Start of Material for the task

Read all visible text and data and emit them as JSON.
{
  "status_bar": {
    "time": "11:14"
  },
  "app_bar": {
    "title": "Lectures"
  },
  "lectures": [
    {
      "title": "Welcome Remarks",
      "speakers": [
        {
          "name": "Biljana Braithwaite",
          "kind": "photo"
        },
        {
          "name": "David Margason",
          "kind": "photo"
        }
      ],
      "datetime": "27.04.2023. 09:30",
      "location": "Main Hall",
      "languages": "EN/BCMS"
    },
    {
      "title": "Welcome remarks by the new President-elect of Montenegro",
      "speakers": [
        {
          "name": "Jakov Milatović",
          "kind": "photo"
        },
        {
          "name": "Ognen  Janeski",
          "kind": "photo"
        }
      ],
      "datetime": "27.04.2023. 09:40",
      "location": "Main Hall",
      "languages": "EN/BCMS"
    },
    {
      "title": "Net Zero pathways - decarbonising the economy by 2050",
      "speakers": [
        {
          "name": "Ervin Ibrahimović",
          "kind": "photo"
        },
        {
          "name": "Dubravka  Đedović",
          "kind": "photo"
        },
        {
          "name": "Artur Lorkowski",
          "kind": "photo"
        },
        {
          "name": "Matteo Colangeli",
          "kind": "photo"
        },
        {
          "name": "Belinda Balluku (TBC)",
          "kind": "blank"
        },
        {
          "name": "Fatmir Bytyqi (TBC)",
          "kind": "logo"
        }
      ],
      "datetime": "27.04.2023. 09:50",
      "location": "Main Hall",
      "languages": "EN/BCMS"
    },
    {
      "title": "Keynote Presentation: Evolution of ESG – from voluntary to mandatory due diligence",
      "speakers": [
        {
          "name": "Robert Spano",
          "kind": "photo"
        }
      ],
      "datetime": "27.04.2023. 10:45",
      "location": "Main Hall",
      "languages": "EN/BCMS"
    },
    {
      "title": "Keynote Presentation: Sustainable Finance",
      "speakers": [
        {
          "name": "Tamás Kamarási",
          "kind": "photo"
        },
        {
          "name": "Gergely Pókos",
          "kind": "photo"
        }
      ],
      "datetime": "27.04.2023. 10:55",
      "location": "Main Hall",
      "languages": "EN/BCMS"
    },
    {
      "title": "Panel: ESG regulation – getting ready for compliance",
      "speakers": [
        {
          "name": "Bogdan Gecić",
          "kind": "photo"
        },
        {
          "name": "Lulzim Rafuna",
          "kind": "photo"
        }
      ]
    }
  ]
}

End of Material for the task

Written exercise: Write out the complete set of records exactly as given.

Result of this task:
Read all visible text and data and emit them as JSON.
{
  "status_bar": {
    "time": "11:14"
  },
  "app_bar": {
    "title": "Lectures"
  },
  "lectures": [
    {
      "title": "Welcome Remarks",
      "speakers": [
        {
          "name": "Biljana Braithwaite",
          "kind": "photo"
        },
        {
          "name": "David Margason",
          "kind": "photo"
        }
      ],
      "datetime": "27.04.2023. 09:30",
      "location": "Main Hall",
      "languages": "EN/BCMS"
    },
    {
      "title": "Welcome remarks by the new President-elect of Montenegro",
      "speakers": [
        {
          "name": "Jakov Milatović",
          "kind": "photo"
        },
        {
          "name": "Ognen  Janeski",
          "kind": "photo"
        }
      ],
      "datetime": "27.04.2023. 09:40",
      "location": "Main Hall",
      "languages": "EN/BCMS"
    },
    {
      "title": "Net Zero pathways - decarbonising the economy by 2050",
      "speakers": [
        {
          "name": "Ervin Ibrahimović",
          "kind": "photo"
        },
        {
          "name": "Dubravka  Đedović",
          "kind": "photo"
        },
        {
          "name": "Artur Lorkowski",
          "kind": "photo"
        },
        {
          "name": "Matteo Colangeli",
          "kind": "photo"
        },
        {
          "name": "Belinda Balluku (TBC)",
          "kind": "blank"
        },
        {
          "name": "Fatmir Bytyqi (TBC)",
          "kind": "logo"
        }
      ],
      "datetime": "27.04.2023. 09:50",
      "location": "Main Hall",
      "languages": "EN/BCMS"
    },
    {
      "title": "Keynote Presentation: Evolution of ESG – from voluntary to mandatory due diligence",
      "speakers": [
        {
          "name": "Robert Spano",
          "kind": "photo"
        }
      ],
      "datetime": "27.04.2023. 10:45",
      "location": "Main Hall",
      "languages": "EN/BCMS"
    },
    {
      "title": "Keynote Presentation: Sustainable Finance",
      "speakers": [
        {
          "name": "Tamás Kamarási",
          "kind": "photo"
        },
        {
          "name": "Gergely Pókos",
          "kind": "photo"
        }
      ],
      "datetime": "27.04.2023. 10:55",
      "location": "Main Hall",
      "languages": "EN/BCMS"
    },
    {
      "title": "Panel: ESG regulation – getting ready for compliance",
      "speakers": [
        {
          "name": "Bogdan Gecić",
          "kind": "photo"
        },
        {
          "name": "Lulzim Rafuna",
          "kind": "photo"
        }
      ]
    }
  ]
}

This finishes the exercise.